---------- ZU LESENDER AUSZUG ----------

Scholz könnte man nachts um drei wecken und ihm von neuen verheerenden Umfrageergebnissen erzählen. Für ihn wäre trotzdem klar: Er will als Kanzlerkandidat für die SPD antreten und glaubt, gewinnen zu können. Das mag einem angesichts der Lage der SPD als wahnsinnig erscheinen. Doch es ist die Art von Wahnsinn, die ein Kanzlerkandidat braucht.

Gibt es diese Haltung noch ein zweites Mal in der SPD? Die Parteichefs selbst wollen die Kanzlerkandidatur nicht, Walter-Borjans kandidiert noch nicht mal für den Bundestag. Der niedersächsische Ministerpräsident Stephan Weil, als Chef eines großen Landesverbandes ein Machtfaktor in der Partei, will in Hannover bleiben. Juso-Chef und Parteivize Kevin Kühnert, der starke Mann des linken Parteiflügels, weiß, dass seine Zeit noch nicht gekommen ist.

Hat die SPD ohne den Merkel-Faktor eine Chance?

----------

[AUFGABEN]
1 - Gib aus dem Auszug über Scholz und die SPD-Kanzlerkandidatur den Abschnitt wortgetreu wieder, der mit den Worten „Gibt es diese“ beginnt und mit „Merkel-Faktor eine Chance?“ endet.
2 - Schreib den Auszug über Scholz und die SPD-Kanzlerkandidatur im Anschluss an seinen letzten Satz weiter.

---------- BEREITGESTELLTES MATERIAL ----------

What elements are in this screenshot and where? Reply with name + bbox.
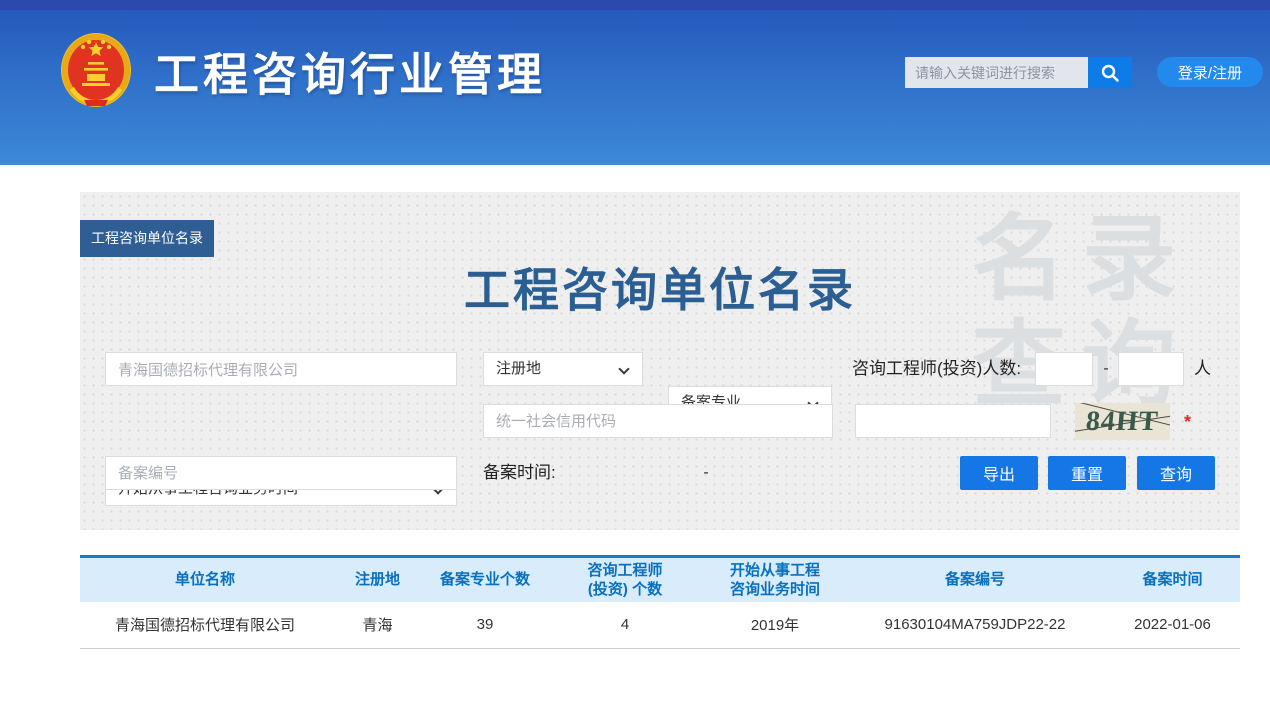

----------

[ANTWORTEN JE AUFGABE]
1 -
Gibt es diese Haltung noch ein zweites Mal in der SPD? Die Parteichefs selbst wollen die Kanzlerkandidatur nicht, Walter-Borjans kandidiert noch nicht mal für den Bundestag. Der niedersächsische Ministerpräsident Stephan Weil, als Chef eines großen Landesverbandes ein Machtfaktor in der Partei, will in Hannover bleiben. Juso-Chef und Parteivize Kevin Kühnert, der starke Mann des linken Parteiflügels, weiß, dass seine Zeit noch nicht gekommen ist.

Hat die SPD ohne den Merkel-Faktor eine Chance?

2 -
Im Scholz-Lager in der SPD sind sie überzeugt: Diese Bundestagswahl kann für die Partei anders laufen als die vorherigen – eben weil Angela Merkel als Kanzlerin nicht noch mal antritt. Die Menschen würden sich also fragen, bei wem sie sich künftig am ehesten so gut aufgehoben fühlen könnten wie bei der Langzeitkanzlerin. Dann würden sich die Augen automatisch auf Scholz richten, den Vizekanzler, der viel Erfahrung im Regierungsgeschäft mitbringt. Wer sonst könnte Deutschland besser bei Wladimir Putin in Moskau oder Donald Trump oder dessen Nachfolger in Washington vertreten? So etwa geht die Erzählung der Scholz-Fans. Zusätzlichen “Wumms” bekommt die Kandidatur des Hamburgers nach Meinung seiner Anhänger noch dadurch, dass er in der Corona-Krise als Finanzminister fleißig Rettungspakete geschnürt hat.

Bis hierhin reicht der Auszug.